WRITTEN TASK: Below are some entries. Copy each line that holds the string "SWRM".

PROVIDED MATERIAL:

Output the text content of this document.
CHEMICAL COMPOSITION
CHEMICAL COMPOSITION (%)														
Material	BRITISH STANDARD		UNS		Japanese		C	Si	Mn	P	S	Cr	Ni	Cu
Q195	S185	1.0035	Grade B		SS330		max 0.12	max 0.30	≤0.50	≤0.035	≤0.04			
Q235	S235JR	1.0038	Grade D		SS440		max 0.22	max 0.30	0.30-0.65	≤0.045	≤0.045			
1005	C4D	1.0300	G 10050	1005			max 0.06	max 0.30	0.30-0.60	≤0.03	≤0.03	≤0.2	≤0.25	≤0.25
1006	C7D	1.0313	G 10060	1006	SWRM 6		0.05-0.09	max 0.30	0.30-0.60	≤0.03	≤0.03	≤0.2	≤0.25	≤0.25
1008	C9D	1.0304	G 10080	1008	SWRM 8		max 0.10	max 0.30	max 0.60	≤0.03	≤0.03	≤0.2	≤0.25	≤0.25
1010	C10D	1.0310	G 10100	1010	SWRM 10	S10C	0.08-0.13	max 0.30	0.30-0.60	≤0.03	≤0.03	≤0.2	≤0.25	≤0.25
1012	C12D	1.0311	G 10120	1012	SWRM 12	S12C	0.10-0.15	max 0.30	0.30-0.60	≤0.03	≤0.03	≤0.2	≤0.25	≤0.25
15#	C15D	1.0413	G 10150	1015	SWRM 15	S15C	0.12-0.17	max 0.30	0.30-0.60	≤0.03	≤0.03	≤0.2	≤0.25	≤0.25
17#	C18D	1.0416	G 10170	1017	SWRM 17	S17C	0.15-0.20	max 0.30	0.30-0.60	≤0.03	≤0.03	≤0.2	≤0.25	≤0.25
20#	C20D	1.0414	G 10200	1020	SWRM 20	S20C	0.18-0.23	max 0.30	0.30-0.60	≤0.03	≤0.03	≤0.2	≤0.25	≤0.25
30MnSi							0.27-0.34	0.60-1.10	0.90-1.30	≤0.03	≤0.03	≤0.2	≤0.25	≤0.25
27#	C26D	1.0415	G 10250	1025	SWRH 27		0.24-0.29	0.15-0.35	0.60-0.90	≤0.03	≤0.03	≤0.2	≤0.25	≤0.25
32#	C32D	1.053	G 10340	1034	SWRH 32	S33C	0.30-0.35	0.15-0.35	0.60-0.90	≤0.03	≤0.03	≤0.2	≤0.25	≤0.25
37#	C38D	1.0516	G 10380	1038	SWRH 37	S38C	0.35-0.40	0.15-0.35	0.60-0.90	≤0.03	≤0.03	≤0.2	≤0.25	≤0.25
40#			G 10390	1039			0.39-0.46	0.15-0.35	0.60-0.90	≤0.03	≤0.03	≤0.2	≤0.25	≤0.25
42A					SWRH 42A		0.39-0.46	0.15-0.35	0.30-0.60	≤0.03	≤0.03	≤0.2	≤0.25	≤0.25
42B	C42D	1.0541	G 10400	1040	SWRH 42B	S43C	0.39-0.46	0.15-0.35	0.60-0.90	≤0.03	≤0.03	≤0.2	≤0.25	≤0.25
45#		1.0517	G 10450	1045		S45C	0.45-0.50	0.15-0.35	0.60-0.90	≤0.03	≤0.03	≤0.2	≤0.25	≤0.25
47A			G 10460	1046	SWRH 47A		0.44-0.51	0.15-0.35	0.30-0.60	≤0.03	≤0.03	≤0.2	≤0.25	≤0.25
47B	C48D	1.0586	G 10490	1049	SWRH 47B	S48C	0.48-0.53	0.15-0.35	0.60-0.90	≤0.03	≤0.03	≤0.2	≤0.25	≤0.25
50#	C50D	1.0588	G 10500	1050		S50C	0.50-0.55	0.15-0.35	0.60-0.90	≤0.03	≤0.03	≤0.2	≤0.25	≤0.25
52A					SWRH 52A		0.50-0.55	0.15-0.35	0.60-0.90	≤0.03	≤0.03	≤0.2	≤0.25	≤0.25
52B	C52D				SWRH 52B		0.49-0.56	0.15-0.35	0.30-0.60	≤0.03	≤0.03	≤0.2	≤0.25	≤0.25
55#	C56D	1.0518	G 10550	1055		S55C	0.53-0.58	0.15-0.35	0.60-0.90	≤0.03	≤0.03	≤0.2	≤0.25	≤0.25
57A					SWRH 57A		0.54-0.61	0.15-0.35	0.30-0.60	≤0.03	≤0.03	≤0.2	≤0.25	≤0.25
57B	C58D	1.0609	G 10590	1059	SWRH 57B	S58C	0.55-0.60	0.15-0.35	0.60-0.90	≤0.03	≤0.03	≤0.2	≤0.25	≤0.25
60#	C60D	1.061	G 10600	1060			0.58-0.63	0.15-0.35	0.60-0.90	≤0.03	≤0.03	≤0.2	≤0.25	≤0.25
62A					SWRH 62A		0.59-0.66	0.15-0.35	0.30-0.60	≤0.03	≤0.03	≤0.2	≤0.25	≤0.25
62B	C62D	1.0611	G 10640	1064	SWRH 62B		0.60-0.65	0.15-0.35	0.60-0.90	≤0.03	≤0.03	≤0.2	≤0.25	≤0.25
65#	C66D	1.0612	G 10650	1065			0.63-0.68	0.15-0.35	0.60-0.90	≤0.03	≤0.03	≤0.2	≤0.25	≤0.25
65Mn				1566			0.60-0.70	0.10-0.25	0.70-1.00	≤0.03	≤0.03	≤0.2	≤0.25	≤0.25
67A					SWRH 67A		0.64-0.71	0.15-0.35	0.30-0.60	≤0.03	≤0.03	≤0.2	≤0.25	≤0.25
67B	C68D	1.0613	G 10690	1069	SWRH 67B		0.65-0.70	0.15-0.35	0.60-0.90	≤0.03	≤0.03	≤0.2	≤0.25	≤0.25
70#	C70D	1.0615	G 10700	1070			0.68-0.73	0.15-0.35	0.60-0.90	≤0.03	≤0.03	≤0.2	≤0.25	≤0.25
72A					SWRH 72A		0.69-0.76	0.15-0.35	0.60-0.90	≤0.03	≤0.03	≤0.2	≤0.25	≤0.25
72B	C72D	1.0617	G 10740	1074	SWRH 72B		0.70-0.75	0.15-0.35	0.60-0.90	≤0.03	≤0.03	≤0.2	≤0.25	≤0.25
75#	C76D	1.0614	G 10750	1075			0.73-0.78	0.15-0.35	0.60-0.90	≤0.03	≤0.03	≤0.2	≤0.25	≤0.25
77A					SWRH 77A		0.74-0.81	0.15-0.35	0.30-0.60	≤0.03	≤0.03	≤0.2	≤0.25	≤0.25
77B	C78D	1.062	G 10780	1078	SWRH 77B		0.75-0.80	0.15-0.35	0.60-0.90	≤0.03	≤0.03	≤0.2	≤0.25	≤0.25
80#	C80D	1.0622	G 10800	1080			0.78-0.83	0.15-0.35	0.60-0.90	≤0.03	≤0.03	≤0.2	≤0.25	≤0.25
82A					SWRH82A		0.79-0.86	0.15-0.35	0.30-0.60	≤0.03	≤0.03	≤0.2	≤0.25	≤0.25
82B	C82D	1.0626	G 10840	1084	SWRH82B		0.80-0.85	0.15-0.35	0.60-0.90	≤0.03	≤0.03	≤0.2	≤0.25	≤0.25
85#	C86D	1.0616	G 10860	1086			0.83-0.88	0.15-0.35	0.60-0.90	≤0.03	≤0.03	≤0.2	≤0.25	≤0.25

REPLY TO THE TASK:
1006	C7D	1.0313	G 10060	1006	SWRM 6		0.05-0.09	max 0.30	0.30-0.60	≤0.03	≤0.03	≤0.2	≤0.25	≤0.25
1008	C9D	1.0304	G 10080	1008	SWRM 8		max 0.10	max 0.30	max 0.60	≤0.03	≤0.03	≤0.2	≤0.25	≤0.25
1010	C10D	1.0310	G 10100	1010	SWRM 10	S10C	0.08-0.13	max 0.30	0.30-0.60	≤0.03	≤0.03	≤0.2	≤0.25	≤0.25
1012	C12D	1.0311	G 10120	1012	SWRM 12	S12C	0.10-0.15	max 0.30	0.30-0.60	≤0.03	≤0.03	≤0.2	≤0.25	≤0.25
15#	C15D	1.0413	G 10150	1015	SWRM 15	S15C	0.12-0.17	max 0.30	0.30-0.60	≤0.03	≤0.03	≤0.2	≤0.25	≤0.25
17#	C18D	1.0416	G 10170	1017	SWRM 17	S17C	0.15-0.20	max 0.30	0.30-0.60	≤0.03	≤0.03	≤0.2	≤0.25	≤0.25
20#	C20D	1.0414	G 10200	1020	SWRM 20	S20C	0.18-0.23	max 0.30	0.30-0.60	≤0.03	≤0.03	≤0.2	≤0.25	≤0.25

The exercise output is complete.